_Data in this exercise:_
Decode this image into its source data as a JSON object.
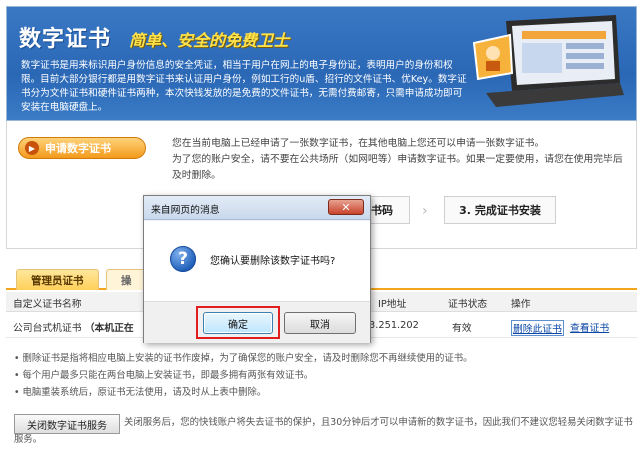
{
  "banner": {
    "title": "数字证书",
    "subtitle": "简单、安全的免费卫士",
    "description": "数字证书是用来标识用户身份信息的安全凭证，相当于用户在网上的电子身份证，表明用户的身份和权限。目前大部分银行都是用数字证书来认证用户身份，例如工行的u盾、招行的文件证书、优Key。数字证书分为文件证书和硬件证书两种，本次快钱发放的是免费的文件证书，无需付费邮寄，只需申请成功即可安装在电脑硬盘上。"
  },
  "apply": {
    "button_label": "申请数字证书",
    "info_line1": "您在当前电脑上已经申请了一张数字证书，在其他电脑上您还可以申请一张数字证书。",
    "info_line2": "为了您的账户安全，请不要在公共场所（如网吧等）申请数字证书。如果一定要使用，请您在使用完毕后及时删除。"
  },
  "steps": {
    "step2_partial": "证书码",
    "step3": "3. 完成证书安装"
  },
  "tabs": {
    "active": "管理员证书",
    "other_partial": "操"
  },
  "table": {
    "headers": {
      "name": "自定义证书名称",
      "ip": "IP地址",
      "status": "证书状态",
      "actions": "操作"
    },
    "row": {
      "name_prefix": "公司台式机证书",
      "name_note": "（本机正在",
      "ip": "3.251.202",
      "status": "有效",
      "delete": "删除此证书",
      "view": "查看证书"
    }
  },
  "notes": [
    "• 删除证书是指将相应电脑上安装的证书作废掉，为了确保您的账户安全，请及时删除您不再继续使用的证书。",
    "• 每个用户最多只能在两台电脑上安装证书，即最多拥有两张有效证书。",
    "• 电脑重装系统后，原证书无法使用，请及时从上表中删除。"
  ],
  "close_service": {
    "button_label": "关闭数字证书服务",
    "text": "关闭服务后，您的快钱账户将失去证书的保护，且30分钟后才可以申请新的数字证书，因此我们不建议您轻易关闭数字证书服务。"
  },
  "dialog": {
    "title": "来自网页的消息",
    "close_label": "✕",
    "icon": "question-icon",
    "message": "您确认要删除该数字证书吗?",
    "ok_label": "确定",
    "cancel_label": "取消"
  }
}
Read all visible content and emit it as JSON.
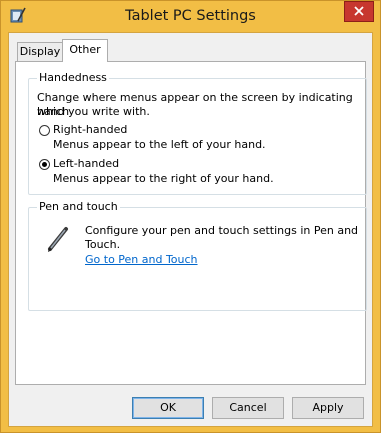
{
  "window": {
    "title": "Tablet PC Settings",
    "icon": "tablet-pc-settings-icon",
    "close_icon": "close-icon"
  },
  "tabs": [
    {
      "label": "Display",
      "selected": false
    },
    {
      "label": "Other",
      "selected": true
    }
  ],
  "handedness": {
    "legend": "Handedness",
    "description_line1": "Change where menus appear on the screen by indicating which",
    "description_line2": "hand you write with.",
    "options": [
      {
        "label": "Right-handed",
        "hint": "Menus appear to the left of your hand.",
        "checked": false
      },
      {
        "label": "Left-handed",
        "hint": "Menus appear to the right of your hand.",
        "checked": true
      }
    ]
  },
  "pen_and_touch": {
    "legend": "Pen and touch",
    "icon": "pen-icon",
    "description_line1": "Configure your pen and touch settings in Pen and",
    "description_line2": "Touch.",
    "link": "Go to Pen and Touch"
  },
  "buttons": {
    "ok": "OK",
    "cancel": "Cancel",
    "apply": "Apply"
  },
  "colors": {
    "frame": "#f2be45",
    "close_button": "#c7372f",
    "link": "#0066cc"
  }
}
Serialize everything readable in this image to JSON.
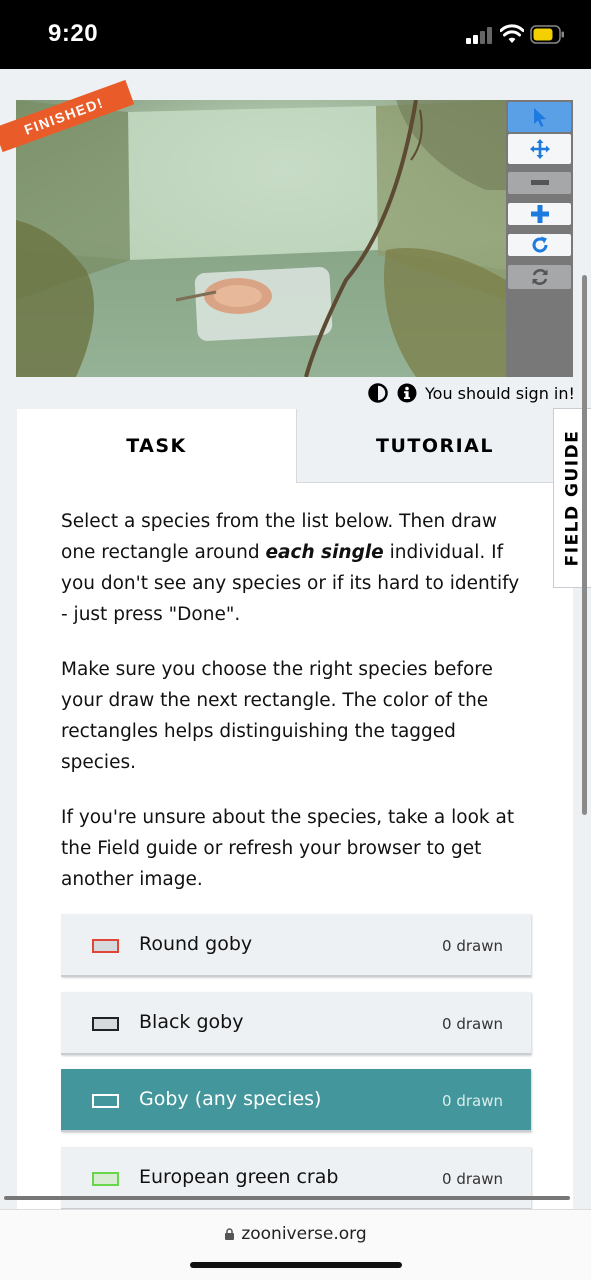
{
  "status_bar": {
    "time": "9:20"
  },
  "subject": {
    "banner": "FINISHED!"
  },
  "toolbar": {
    "tools": [
      {
        "icon": "pointer-icon",
        "active": true
      },
      {
        "icon": "move-icon"
      },
      {
        "icon": "zoom-out-icon",
        "disabled": true
      },
      {
        "icon": "zoom-in-icon"
      },
      {
        "icon": "rotate-icon"
      },
      {
        "icon": "reset-icon",
        "disabled": true
      }
    ]
  },
  "meta": {
    "sign_in": "You should sign in!"
  },
  "tabs": {
    "task": "TASK",
    "tutorial": "TUTORIAL"
  },
  "instructions": {
    "p1_before": "Select a species from the list below. Then draw one rectangle around ",
    "p1_emphasis": "each single",
    "p1_after": " individual. If you don't see any species or if its hard to identify - just press \"Done\".",
    "p2": "Make sure you choose the right species before your draw the next rectangle. The color of the rectangles helps distinguishing the tagged species.",
    "p3": "If you're unsure about the species, take a look at the Field guide or refresh your browser to get another image."
  },
  "species": [
    {
      "name": "Round goby",
      "count": "0 drawn",
      "color": "#e0453a",
      "selected": false
    },
    {
      "name": "Black goby",
      "count": "0 drawn",
      "color": "#222222",
      "selected": false
    },
    {
      "name": "Goby (any species)",
      "count": "0 drawn",
      "color": "#ffffff",
      "selected": true
    },
    {
      "name": "European green crab",
      "count": "0 drawn",
      "color": "#67d64a",
      "selected": false
    }
  ],
  "field_guide": {
    "label": "FIELD GUIDE"
  },
  "browser": {
    "url": "zooniverse.org"
  },
  "colors": {
    "accent": "#43979c",
    "banner": "#e95c2a",
    "tool_blue": "#1f7ae0"
  }
}
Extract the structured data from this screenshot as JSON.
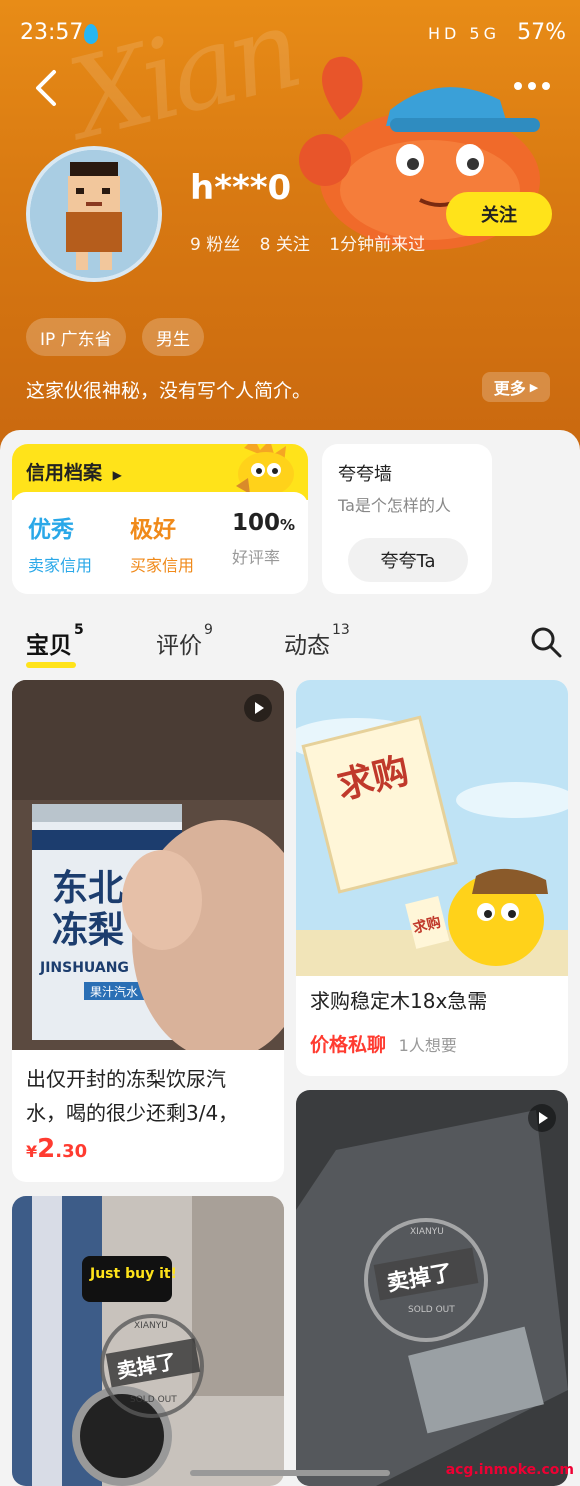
{
  "status_bar": {
    "time": "23:57",
    "icons": "HD 5G",
    "battery": "57%"
  },
  "header": {
    "bg_text": "Xian",
    "username": "h***0",
    "stats": {
      "fans": "9 粉丝",
      "following": "8 关注",
      "last_seen": "1分钟前来过"
    },
    "follow_label": "关注",
    "tags": [
      "IP 广东省",
      "男生"
    ],
    "bio": "这家伙很神秘，没有写个人简介。",
    "more_label": "更多"
  },
  "credit": {
    "title": "信用档案",
    "metrics": [
      {
        "value": "优秀",
        "label": "卖家信用",
        "color": "#2aa8e8"
      },
      {
        "value": "极好",
        "label": "买家信用",
        "color": "#f08a1a"
      },
      {
        "value": "100",
        "suffix": "%",
        "label": "好评率",
        "color": "#222222"
      }
    ]
  },
  "praise": {
    "title": "夸夸墙",
    "subtitle": "Ta是个怎样的人",
    "button": "夸夸Ta"
  },
  "tabs": [
    {
      "label": "宝贝",
      "count": "5"
    },
    {
      "label": "评价",
      "count": "9"
    },
    {
      "label": "动态",
      "count": "13"
    }
  ],
  "items": [
    {
      "title_line1": "出仅开封的冻梨饮尿汽",
      "title_line2": "水，喝的很少还剩3/4，",
      "price_symbol": "¥",
      "price_int": "2",
      "price_dec": ".30",
      "can_text1": "东北",
      "can_text2": "冻梨",
      "can_brand": "JINSHUANG",
      "can_flavor": "果汁汽水"
    },
    {
      "title": "求购稳定木18x急需",
      "price_label": "价格私聊",
      "wants": "1人想要",
      "sign_text": "求购",
      "small_sign": "求购"
    },
    {
      "stamp": "卖掉了",
      "stamp_sub": "SOLD OUT",
      "sticker": "Just buy it!",
      "stamp_top": "XIANYU"
    },
    {
      "stamp": "卖掉了",
      "stamp_sub": "SOLD OUT",
      "stamp_top": "XIANYU"
    }
  ],
  "watermark": "acg.inmoke.com"
}
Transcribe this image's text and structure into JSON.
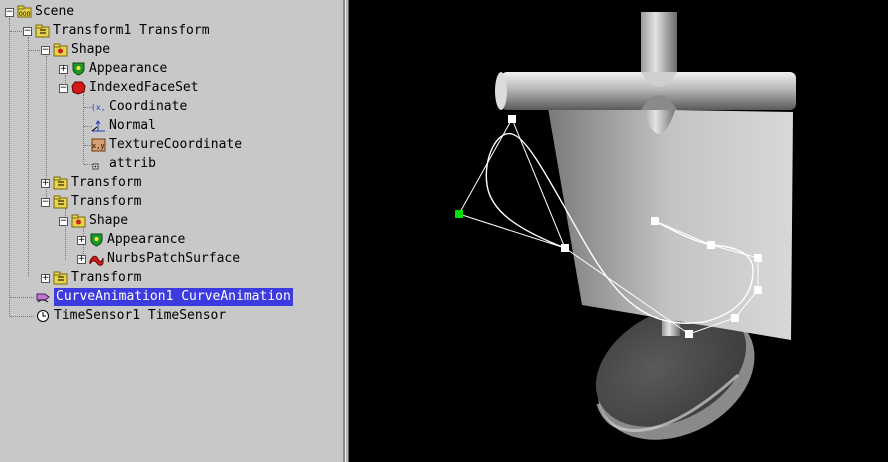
{
  "tree": {
    "nodes": [
      {
        "label": "Scene",
        "icon": "scene-icon",
        "expander": "−"
      },
      {
        "label": "Transform1 Transform",
        "icon": "transform-icon",
        "expander": "−"
      },
      {
        "label": "Shape",
        "icon": "shape-icon",
        "expander": "−"
      },
      {
        "label": "Appearance",
        "icon": "appearance-icon",
        "expander": "+"
      },
      {
        "label": "IndexedFaceSet",
        "icon": "indexed-face-set-icon",
        "expander": "−"
      },
      {
        "label": "Coordinate",
        "icon": "coordinate-icon",
        "expander": ""
      },
      {
        "label": "Normal",
        "icon": "normal-icon",
        "expander": ""
      },
      {
        "label": "TextureCoordinate",
        "icon": "texture-coordinate-icon",
        "expander": ""
      },
      {
        "label": "attrib",
        "icon": "attrib-icon",
        "expander": ""
      },
      {
        "label": "Transform",
        "icon": "transform-icon",
        "expander": "+"
      },
      {
        "label": "Transform",
        "icon": "transform-icon",
        "expander": "−"
      },
      {
        "label": "Shape",
        "icon": "shape-icon",
        "expander": "−"
      },
      {
        "label": "Appearance",
        "icon": "appearance-icon",
        "expander": "+"
      },
      {
        "label": "NurbsPatchSurface",
        "icon": "nurbs-patch-surface-icon",
        "expander": "+"
      },
      {
        "label": "Transform",
        "icon": "transform-icon",
        "expander": "+"
      },
      {
        "label": "CurveAnimation1 CurveAnimation",
        "icon": "curve-animation-icon",
        "expander": "",
        "selected": true
      },
      {
        "label": "TimeSensor1 TimeSensor",
        "icon": "time-sensor-icon",
        "expander": ""
      }
    ]
  },
  "viewport": {
    "background": "#000000",
    "curve_color": "#ffffff",
    "selected_handle_color": "#00e000"
  }
}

_Set task:_ Look through the material and copy each line that has "from".

_Expected answer:_
    "p1_before": "Select a species from the list below. Then draw one rectangle around ",
Extract the structured data from this screenshot as JSON.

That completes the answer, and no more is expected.